TO BE DONE –
The records that follow are to be transcribed in full, without their images.

**********

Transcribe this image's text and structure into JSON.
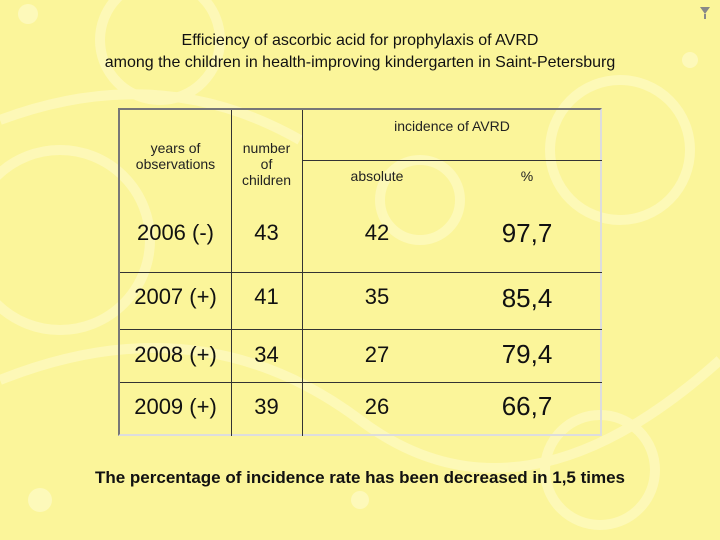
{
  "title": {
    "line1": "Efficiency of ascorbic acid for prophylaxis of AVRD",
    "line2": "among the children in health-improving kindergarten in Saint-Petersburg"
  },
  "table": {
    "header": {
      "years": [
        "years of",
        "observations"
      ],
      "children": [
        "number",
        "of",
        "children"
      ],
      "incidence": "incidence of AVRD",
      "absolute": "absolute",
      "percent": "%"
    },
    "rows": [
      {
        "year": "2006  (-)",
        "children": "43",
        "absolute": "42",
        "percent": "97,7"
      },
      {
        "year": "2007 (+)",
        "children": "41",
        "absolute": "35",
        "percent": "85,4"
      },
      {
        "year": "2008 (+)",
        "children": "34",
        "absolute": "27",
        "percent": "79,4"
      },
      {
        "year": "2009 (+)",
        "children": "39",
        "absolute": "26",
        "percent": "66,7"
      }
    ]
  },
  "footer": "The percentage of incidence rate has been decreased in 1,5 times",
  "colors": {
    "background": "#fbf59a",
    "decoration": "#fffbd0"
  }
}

**********

RESPONSE TO THE EXERCISE –
Transcribe this image's text and structure into JSON.
{
  "title": {
    "line1": "Efficiency of ascorbic acid for prophylaxis of AVRD",
    "line2": "among the children in health-improving kindergarten in Saint-Petersburg"
  },
  "table": {
    "header": {
      "years": [
        "years of",
        "observations"
      ],
      "children": [
        "number",
        "of",
        "children"
      ],
      "incidence": "incidence of AVRD",
      "absolute": "absolute",
      "percent": "%"
    },
    "rows": [
      {
        "year": "2006  (-)",
        "children": "43",
        "absolute": "42",
        "percent": "97,7"
      },
      {
        "year": "2007 (+)",
        "children": "41",
        "absolute": "35",
        "percent": "85,4"
      },
      {
        "year": "2008 (+)",
        "children": "34",
        "absolute": "27",
        "percent": "79,4"
      },
      {
        "year": "2009 (+)",
        "children": "39",
        "absolute": "26",
        "percent": "66,7"
      }
    ]
  },
  "footer": "The percentage of incidence rate has been decreased in 1,5 times",
  "colors": {
    "background": "#fbf59a",
    "decoration": "#fffbd0"
  }
}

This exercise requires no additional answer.